The lines to copy from the data below are those that hold the string "Source".
________________________
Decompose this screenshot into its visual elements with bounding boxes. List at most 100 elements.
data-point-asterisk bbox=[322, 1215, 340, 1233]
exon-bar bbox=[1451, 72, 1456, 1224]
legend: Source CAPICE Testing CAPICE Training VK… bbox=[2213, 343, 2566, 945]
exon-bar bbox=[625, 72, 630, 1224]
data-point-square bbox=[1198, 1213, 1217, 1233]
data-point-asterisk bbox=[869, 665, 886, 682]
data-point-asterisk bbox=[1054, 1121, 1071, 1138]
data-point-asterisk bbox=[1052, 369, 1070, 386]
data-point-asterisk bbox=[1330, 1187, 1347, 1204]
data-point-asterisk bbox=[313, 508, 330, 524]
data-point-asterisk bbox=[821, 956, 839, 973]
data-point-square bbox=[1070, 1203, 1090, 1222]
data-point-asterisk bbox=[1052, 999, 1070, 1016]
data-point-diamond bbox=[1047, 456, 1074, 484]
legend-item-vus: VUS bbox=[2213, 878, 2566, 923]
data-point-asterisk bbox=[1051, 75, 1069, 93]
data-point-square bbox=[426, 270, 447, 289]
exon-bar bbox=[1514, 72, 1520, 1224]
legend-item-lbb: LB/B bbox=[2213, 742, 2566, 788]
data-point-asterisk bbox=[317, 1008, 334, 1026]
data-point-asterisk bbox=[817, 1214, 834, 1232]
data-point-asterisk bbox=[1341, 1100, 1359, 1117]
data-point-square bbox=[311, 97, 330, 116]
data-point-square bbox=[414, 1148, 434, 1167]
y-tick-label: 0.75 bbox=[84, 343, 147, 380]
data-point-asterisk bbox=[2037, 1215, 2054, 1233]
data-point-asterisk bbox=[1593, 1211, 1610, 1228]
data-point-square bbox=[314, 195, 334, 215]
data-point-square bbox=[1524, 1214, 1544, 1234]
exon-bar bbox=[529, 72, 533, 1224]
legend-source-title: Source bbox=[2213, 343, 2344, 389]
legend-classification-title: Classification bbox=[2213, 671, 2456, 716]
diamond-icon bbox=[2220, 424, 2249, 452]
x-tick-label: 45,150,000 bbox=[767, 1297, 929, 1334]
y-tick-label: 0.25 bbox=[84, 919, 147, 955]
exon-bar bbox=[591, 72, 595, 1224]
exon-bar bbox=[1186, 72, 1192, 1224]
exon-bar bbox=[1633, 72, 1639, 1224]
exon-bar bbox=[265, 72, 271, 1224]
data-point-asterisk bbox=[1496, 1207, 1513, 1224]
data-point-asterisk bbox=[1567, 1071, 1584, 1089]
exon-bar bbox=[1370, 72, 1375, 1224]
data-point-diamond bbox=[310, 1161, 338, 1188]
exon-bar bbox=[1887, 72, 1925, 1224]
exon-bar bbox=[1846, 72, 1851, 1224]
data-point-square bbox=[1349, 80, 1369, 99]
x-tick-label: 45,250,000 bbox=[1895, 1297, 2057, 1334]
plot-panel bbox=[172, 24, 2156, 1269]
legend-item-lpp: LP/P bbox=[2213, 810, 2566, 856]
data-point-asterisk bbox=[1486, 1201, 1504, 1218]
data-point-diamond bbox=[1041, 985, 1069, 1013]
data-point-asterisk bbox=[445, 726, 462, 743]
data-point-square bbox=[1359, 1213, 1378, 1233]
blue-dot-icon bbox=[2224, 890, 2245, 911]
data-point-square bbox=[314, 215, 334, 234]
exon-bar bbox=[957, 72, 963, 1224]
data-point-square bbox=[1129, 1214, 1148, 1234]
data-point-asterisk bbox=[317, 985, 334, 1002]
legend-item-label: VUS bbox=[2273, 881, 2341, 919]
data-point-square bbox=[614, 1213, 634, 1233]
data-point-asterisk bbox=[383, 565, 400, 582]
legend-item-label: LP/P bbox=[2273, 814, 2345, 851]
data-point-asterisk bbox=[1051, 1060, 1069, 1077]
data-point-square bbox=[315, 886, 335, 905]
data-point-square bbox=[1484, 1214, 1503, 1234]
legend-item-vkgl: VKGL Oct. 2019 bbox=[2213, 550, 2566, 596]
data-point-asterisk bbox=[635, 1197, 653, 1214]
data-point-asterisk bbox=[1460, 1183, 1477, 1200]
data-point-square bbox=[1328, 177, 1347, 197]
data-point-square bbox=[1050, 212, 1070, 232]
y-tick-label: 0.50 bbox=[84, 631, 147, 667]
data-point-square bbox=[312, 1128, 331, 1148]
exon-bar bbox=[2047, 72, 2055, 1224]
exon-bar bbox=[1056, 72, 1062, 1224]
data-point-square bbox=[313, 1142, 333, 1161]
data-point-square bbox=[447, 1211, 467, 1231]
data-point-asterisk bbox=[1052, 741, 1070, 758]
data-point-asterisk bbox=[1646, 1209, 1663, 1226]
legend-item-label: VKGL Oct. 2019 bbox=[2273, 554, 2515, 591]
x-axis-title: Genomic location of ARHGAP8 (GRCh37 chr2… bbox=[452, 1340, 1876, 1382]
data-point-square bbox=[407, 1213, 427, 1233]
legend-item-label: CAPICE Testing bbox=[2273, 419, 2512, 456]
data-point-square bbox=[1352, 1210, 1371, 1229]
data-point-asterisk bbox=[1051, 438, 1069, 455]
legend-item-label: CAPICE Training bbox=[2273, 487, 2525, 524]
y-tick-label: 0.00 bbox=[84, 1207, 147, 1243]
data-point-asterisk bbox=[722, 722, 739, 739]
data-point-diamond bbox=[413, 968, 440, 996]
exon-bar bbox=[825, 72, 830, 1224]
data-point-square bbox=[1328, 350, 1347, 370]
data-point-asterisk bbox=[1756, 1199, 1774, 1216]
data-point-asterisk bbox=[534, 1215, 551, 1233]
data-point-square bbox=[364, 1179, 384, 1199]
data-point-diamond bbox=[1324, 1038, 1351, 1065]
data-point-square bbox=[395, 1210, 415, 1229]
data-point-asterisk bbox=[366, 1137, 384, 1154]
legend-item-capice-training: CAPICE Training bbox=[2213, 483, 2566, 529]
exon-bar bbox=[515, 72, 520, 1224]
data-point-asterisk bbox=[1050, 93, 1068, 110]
________________________
**Completed exercise**
legend: Source CAPICE Testing CAPICE Training VK… bbox=[2213, 343, 2566, 945]
legend-source-title: Source bbox=[2213, 343, 2344, 389]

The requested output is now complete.